### Stored records
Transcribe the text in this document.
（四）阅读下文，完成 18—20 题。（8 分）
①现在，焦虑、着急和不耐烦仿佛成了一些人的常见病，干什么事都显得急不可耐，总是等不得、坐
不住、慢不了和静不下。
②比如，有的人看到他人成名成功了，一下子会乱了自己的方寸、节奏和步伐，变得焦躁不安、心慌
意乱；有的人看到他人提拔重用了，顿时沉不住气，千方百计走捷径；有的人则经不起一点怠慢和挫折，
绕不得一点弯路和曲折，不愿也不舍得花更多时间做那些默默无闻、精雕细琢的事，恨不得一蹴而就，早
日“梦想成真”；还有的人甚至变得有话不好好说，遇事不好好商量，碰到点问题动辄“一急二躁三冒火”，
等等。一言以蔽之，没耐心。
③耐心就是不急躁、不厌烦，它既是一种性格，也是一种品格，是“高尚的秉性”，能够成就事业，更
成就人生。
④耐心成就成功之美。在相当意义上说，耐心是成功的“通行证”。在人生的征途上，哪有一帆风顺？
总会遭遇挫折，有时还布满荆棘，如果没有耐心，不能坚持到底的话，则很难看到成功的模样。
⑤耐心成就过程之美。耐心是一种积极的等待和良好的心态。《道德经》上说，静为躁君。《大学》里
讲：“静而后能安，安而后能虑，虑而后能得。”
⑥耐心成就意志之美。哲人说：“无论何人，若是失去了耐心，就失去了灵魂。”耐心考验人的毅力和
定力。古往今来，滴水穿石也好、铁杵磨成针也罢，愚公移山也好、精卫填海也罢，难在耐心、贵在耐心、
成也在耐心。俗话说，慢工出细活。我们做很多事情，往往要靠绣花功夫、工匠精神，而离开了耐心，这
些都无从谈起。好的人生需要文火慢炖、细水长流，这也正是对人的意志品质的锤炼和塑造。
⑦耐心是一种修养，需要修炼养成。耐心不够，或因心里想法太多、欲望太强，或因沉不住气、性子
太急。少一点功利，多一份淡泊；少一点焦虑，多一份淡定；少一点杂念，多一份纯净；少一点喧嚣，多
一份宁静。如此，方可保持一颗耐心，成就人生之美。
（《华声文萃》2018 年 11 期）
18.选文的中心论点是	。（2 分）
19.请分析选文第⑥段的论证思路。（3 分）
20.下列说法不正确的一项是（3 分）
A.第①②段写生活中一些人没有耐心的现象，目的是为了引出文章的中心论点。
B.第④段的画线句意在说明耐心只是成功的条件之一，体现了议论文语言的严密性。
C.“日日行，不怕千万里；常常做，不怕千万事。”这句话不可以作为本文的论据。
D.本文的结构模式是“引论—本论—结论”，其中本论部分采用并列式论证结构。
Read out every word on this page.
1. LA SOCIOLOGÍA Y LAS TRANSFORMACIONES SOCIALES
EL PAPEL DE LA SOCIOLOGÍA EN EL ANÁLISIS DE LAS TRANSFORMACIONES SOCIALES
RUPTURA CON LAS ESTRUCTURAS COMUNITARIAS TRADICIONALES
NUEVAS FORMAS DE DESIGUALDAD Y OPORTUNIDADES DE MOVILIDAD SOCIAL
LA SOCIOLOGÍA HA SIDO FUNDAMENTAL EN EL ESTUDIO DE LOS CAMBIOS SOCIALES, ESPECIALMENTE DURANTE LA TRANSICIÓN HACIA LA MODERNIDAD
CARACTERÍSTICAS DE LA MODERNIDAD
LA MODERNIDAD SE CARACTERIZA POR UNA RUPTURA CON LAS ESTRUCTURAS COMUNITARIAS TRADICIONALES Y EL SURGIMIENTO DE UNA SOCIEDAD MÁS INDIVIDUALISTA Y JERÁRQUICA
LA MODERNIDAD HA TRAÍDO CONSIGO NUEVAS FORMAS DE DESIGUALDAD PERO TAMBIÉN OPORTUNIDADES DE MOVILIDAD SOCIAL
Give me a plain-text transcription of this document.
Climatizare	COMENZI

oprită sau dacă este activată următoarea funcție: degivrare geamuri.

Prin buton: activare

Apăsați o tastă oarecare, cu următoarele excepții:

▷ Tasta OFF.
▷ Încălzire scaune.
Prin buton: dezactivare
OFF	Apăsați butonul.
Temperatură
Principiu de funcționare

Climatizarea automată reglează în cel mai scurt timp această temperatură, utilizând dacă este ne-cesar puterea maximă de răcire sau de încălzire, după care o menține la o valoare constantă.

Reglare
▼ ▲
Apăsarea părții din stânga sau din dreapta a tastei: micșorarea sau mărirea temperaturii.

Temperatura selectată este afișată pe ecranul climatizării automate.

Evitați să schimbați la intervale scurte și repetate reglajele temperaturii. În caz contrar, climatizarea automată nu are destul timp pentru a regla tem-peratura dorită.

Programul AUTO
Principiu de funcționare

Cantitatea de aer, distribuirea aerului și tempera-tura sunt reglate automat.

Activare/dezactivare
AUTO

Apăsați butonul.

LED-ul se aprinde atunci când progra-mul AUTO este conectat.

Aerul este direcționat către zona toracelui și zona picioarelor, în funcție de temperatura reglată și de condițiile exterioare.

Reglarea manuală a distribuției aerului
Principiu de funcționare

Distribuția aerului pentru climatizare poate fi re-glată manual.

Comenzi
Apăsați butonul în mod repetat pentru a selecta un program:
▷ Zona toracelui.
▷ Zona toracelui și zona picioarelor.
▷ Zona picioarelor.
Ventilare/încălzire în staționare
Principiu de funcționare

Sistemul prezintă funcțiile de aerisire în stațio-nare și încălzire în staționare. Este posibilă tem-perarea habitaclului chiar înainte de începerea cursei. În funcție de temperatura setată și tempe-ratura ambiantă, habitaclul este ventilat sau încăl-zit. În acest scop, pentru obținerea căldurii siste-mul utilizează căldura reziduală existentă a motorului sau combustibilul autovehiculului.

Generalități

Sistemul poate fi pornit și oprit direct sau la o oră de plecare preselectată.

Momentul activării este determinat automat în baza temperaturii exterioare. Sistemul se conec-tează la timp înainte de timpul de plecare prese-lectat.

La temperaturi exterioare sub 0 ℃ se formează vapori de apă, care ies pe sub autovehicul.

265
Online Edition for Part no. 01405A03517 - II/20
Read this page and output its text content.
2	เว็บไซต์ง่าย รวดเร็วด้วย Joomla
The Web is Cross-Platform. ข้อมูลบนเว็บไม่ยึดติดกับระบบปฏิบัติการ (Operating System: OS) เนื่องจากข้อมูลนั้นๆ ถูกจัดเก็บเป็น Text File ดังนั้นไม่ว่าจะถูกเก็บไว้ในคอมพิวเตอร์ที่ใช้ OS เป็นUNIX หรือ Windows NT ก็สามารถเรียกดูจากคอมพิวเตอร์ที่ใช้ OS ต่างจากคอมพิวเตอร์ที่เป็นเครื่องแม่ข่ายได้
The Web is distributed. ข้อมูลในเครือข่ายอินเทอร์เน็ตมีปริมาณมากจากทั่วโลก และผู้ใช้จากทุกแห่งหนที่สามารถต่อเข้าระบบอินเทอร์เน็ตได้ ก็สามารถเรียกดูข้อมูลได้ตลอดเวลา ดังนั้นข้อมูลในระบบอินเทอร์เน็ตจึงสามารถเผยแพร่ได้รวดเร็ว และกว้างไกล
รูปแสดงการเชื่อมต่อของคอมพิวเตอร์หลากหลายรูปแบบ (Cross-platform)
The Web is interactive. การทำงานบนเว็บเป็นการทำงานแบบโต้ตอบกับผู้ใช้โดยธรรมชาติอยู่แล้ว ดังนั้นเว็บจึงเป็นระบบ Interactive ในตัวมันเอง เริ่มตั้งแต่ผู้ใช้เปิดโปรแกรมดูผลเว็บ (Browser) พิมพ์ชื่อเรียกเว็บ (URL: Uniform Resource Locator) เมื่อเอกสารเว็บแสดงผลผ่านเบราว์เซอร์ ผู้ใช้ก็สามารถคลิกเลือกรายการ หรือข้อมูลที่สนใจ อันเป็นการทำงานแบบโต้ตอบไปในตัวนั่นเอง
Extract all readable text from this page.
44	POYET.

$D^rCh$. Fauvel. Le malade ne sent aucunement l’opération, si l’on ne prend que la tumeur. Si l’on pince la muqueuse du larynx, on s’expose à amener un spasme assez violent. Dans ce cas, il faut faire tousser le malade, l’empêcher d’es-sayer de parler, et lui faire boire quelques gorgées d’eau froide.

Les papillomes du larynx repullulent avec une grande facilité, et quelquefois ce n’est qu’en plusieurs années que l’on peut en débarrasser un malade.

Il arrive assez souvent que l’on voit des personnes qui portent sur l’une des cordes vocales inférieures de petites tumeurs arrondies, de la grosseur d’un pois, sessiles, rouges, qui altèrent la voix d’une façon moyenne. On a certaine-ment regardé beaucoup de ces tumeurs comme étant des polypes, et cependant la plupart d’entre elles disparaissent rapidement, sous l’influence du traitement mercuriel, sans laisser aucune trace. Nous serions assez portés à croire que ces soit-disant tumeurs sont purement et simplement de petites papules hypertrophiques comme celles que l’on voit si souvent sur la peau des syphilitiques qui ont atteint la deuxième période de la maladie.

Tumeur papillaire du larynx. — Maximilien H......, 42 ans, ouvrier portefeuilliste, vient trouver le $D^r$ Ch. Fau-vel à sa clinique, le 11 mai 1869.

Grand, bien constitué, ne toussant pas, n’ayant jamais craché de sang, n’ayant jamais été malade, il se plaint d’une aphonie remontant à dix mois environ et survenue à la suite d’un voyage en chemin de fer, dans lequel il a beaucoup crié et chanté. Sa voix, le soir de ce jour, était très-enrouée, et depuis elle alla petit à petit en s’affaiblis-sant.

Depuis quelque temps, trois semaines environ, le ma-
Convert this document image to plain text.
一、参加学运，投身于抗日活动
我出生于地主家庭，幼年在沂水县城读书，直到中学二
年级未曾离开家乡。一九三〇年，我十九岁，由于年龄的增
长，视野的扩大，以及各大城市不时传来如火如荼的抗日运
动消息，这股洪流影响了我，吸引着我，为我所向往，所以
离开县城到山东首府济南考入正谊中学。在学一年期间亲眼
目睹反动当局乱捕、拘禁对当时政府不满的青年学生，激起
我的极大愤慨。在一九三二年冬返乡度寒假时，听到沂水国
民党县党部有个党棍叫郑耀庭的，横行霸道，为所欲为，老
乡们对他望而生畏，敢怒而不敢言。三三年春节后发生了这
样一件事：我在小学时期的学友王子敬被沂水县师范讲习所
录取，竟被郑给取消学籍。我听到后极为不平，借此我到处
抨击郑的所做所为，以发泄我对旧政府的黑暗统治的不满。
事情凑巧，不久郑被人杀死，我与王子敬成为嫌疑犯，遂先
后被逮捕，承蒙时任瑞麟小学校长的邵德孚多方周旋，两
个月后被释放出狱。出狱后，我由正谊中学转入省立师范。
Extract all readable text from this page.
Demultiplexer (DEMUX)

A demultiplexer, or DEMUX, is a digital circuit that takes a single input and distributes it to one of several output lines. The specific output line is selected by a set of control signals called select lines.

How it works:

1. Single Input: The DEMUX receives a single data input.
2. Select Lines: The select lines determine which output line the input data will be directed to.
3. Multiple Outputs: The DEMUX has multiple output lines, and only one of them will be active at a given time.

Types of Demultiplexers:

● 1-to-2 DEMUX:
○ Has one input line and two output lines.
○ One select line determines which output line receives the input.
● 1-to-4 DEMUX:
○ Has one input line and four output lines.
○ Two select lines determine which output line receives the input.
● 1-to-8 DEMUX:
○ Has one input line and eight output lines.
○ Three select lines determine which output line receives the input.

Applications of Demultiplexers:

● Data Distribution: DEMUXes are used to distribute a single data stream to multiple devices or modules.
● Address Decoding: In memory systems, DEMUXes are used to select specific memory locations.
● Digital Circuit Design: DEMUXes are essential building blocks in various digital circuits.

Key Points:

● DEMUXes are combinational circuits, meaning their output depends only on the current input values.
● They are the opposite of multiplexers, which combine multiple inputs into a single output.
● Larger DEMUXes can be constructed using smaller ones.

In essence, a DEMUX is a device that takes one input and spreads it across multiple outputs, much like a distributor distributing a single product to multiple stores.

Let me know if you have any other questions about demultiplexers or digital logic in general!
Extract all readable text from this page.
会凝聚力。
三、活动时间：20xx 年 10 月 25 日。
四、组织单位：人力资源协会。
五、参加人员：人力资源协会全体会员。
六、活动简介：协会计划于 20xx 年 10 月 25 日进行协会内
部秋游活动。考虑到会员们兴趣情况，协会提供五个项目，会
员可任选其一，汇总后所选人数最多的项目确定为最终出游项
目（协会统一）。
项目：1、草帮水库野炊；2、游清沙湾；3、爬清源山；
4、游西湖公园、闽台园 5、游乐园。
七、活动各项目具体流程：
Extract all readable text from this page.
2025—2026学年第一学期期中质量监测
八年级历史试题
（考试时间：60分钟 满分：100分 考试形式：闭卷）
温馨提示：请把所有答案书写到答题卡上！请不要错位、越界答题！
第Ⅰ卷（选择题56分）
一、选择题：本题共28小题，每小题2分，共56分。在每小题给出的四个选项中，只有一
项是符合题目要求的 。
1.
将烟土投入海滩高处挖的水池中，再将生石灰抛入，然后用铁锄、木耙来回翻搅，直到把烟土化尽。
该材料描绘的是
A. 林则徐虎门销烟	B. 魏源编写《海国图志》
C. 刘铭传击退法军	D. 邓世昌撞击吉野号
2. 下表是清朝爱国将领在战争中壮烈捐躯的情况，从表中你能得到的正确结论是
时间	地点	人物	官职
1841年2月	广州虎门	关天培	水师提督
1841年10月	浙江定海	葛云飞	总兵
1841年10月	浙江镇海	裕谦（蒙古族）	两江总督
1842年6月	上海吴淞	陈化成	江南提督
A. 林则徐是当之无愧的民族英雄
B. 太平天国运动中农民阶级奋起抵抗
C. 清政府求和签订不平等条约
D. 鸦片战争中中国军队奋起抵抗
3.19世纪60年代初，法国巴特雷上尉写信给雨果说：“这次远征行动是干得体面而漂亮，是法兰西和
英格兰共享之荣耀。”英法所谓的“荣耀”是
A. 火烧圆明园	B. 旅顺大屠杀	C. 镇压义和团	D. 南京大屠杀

### WHAT THE TASK REQUIRES
Report the number of lines holding the string "butonul", without any other words.

### TASK ANSWER
3